WORK TO DO: Go through the data and copy every line exactly, but not the images.

☆ ☆ ☆ ☆

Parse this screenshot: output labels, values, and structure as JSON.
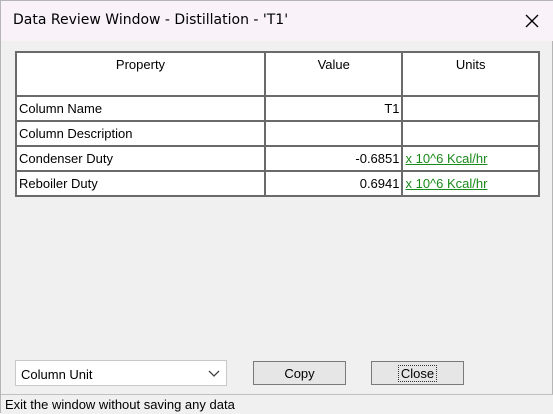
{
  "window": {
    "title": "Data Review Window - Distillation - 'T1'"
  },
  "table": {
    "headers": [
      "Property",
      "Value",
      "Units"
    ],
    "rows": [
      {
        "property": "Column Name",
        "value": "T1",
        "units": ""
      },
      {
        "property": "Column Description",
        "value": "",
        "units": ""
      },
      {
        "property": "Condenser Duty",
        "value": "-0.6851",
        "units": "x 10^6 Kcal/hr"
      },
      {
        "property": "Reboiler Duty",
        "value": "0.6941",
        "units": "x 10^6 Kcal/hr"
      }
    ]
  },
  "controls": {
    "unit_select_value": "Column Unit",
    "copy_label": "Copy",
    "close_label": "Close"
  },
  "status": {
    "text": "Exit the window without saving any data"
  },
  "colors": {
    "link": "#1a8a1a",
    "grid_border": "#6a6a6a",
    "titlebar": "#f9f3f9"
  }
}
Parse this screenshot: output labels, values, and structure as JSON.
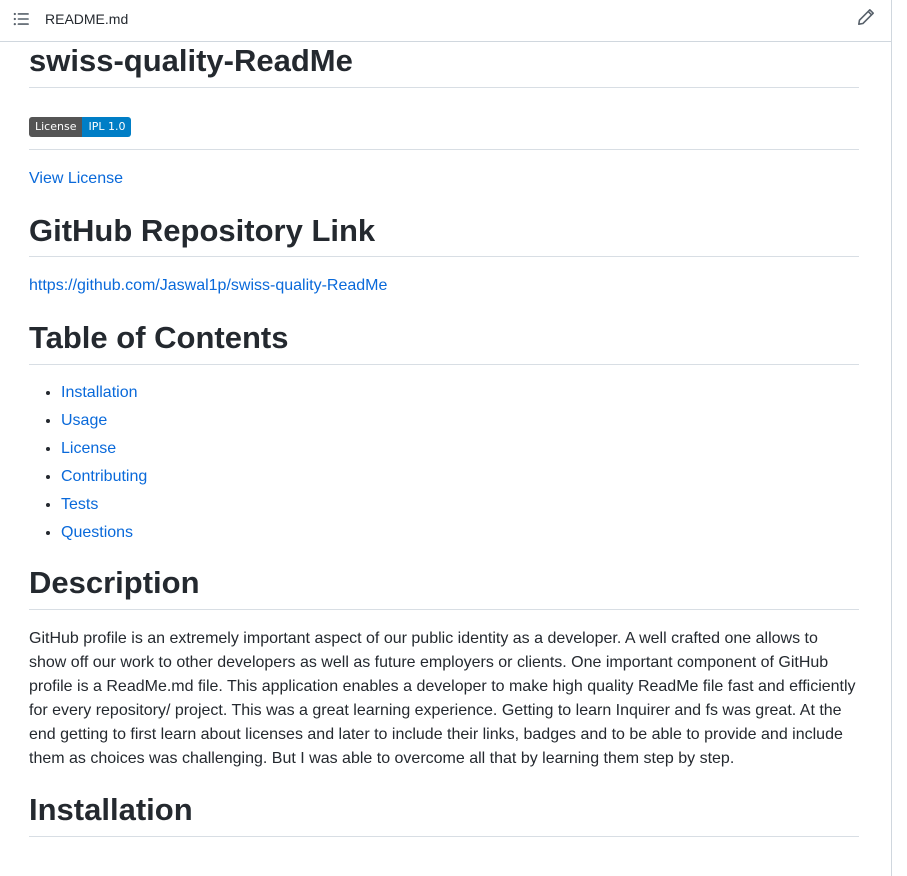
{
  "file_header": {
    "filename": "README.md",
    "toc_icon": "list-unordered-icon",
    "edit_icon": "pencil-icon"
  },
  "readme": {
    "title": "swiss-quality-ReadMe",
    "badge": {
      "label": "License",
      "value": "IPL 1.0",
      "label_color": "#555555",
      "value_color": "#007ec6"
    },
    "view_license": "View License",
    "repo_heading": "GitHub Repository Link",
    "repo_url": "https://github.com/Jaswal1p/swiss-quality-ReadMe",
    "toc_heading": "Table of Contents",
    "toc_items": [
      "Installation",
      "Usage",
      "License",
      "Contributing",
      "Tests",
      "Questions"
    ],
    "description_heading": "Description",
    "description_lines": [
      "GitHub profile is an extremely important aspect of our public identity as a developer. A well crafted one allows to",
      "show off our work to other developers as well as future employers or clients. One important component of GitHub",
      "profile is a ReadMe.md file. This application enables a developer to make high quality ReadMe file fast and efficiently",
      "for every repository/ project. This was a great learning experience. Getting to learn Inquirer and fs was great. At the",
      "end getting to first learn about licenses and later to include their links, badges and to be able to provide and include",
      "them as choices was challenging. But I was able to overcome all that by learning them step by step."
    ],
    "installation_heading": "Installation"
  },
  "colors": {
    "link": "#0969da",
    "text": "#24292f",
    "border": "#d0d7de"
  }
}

☆ ☆ ☆ ☆

EXERCISE RESPONSE:
Parse this screenshot: output labels, values, and structure as JSON.
{
  "window": {
    "title": "Data Review Window - Distillation - 'T1'"
  },
  "table": {
    "headers": [
      "Property",
      "Value",
      "Units"
    ],
    "rows": [
      {
        "property": "Column Name",
        "value": "T1",
        "units": ""
      },
      {
        "property": "Column Description",
        "value": "",
        "units": ""
      },
      {
        "property": "Condenser Duty",
        "value": "-0.6851",
        "units": "x 10^6 Kcal/hr"
      },
      {
        "property": "Reboiler Duty",
        "value": "0.6941",
        "units": "x 10^6 Kcal/hr"
      }
    ]
  },
  "controls": {
    "unit_select_value": "Column Unit",
    "copy_label": "Copy",
    "close_label": "Close"
  },
  "status": {
    "text": "Exit the window without saving any data"
  },
  "colors": {
    "link": "#1a8a1a",
    "grid_border": "#6a6a6a",
    "titlebar": "#f9f3f9"
  }
}
Parse this screenshot: output labels, values, and structure as JSON.
{
  "file_header": {
    "filename": "README.md",
    "toc_icon": "list-unordered-icon",
    "edit_icon": "pencil-icon"
  },
  "readme": {
    "title": "swiss-quality-ReadMe",
    "badge": {
      "label": "License",
      "value": "IPL 1.0",
      "label_color": "#555555",
      "value_color": "#007ec6"
    },
    "view_license": "View License",
    "repo_heading": "GitHub Repository Link",
    "repo_url": "https://github.com/Jaswal1p/swiss-quality-ReadMe",
    "toc_heading": "Table of Contents",
    "toc_items": [
      "Installation",
      "Usage",
      "License",
      "Contributing",
      "Tests",
      "Questions"
    ],
    "description_heading": "Description",
    "description_lines": [
      "GitHub profile is an extremely important aspect of our public identity as a developer. A well crafted one allows to",
      "show off our work to other developers as well as future employers or clients. One important component of GitHub",
      "profile is a ReadMe.md file. This application enables a developer to make high quality ReadMe file fast and efficiently",
      "for every repository/ project. This was a great learning experience. Getting to learn Inquirer and fs was great. At the",
      "end getting to first learn about licenses and later to include their links, badges and to be able to provide and include",
      "them as choices was challenging. But I was able to overcome all that by learning them step by step."
    ],
    "installation_heading": "Installation"
  },
  "colors": {
    "link": "#0969da",
    "text": "#24292f",
    "border": "#d0d7de"
  }
}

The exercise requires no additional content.